** start of Available records **

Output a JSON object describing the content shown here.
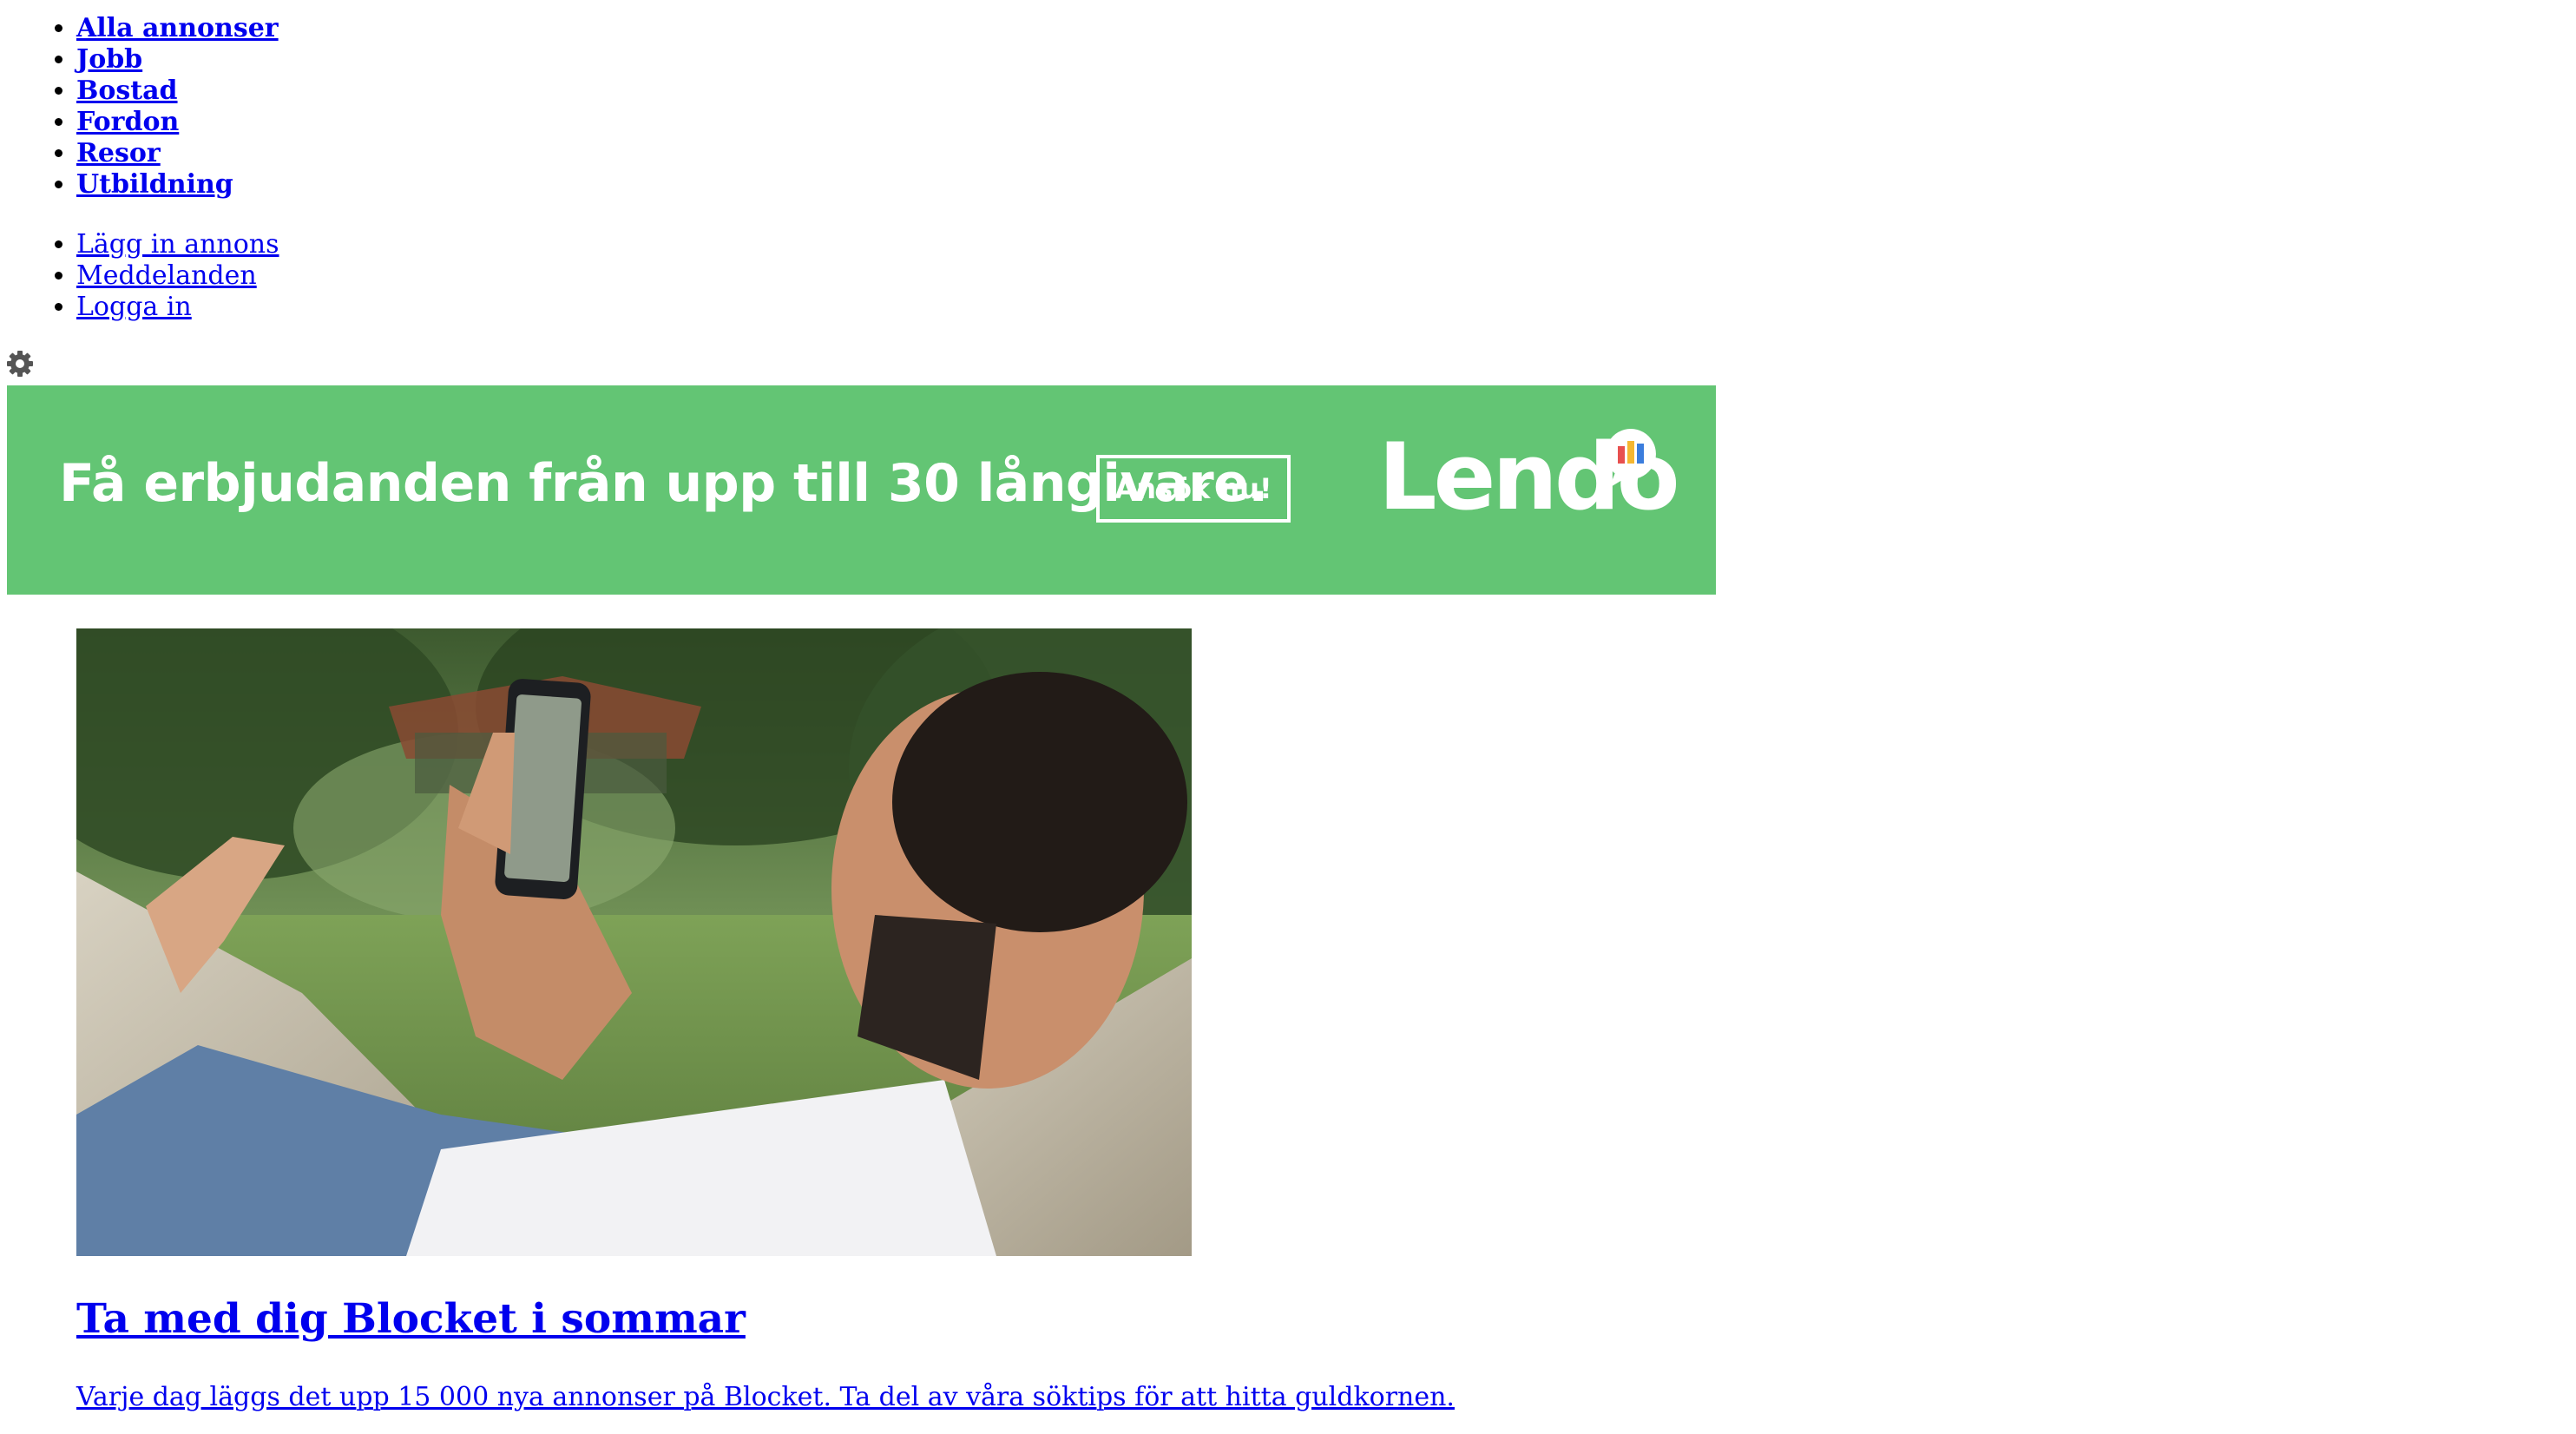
{
  "nav": {
    "categories": [
      "Alla annonser",
      "Jobb",
      "Bostad",
      "Fordon",
      "Resor",
      "Utbildning"
    ],
    "user_links": [
      "Lägg in annons",
      "Meddelanden",
      "Logga in"
    ]
  },
  "settings": {
    "icon": "gear-icon"
  },
  "banner": {
    "headline": "Få erbjudanden från upp till 30 långivare.",
    "cta": "Ansök nu!",
    "brand": "Lendo",
    "background_color": "#63c574"
  },
  "promo": {
    "title": "Ta med dig Blocket i sommar",
    "description": "Varje dag läggs det upp 15 000 nya annonser på Blocket. Ta del av våra söktips för att hitta guldkornen."
  },
  "colors": {
    "link": "#0000ee"
  }
}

** end of Available records **

◆ **Required work**:
Go through the preceding material and copy each line that has the word "annonser".

◆ **Answer for the task**:
      "Alla annonser",
    "description": "Varje dag läggs det upp 15 000 nya annonser på Blocket. Ta del av våra söktips för att hitta guldkornen."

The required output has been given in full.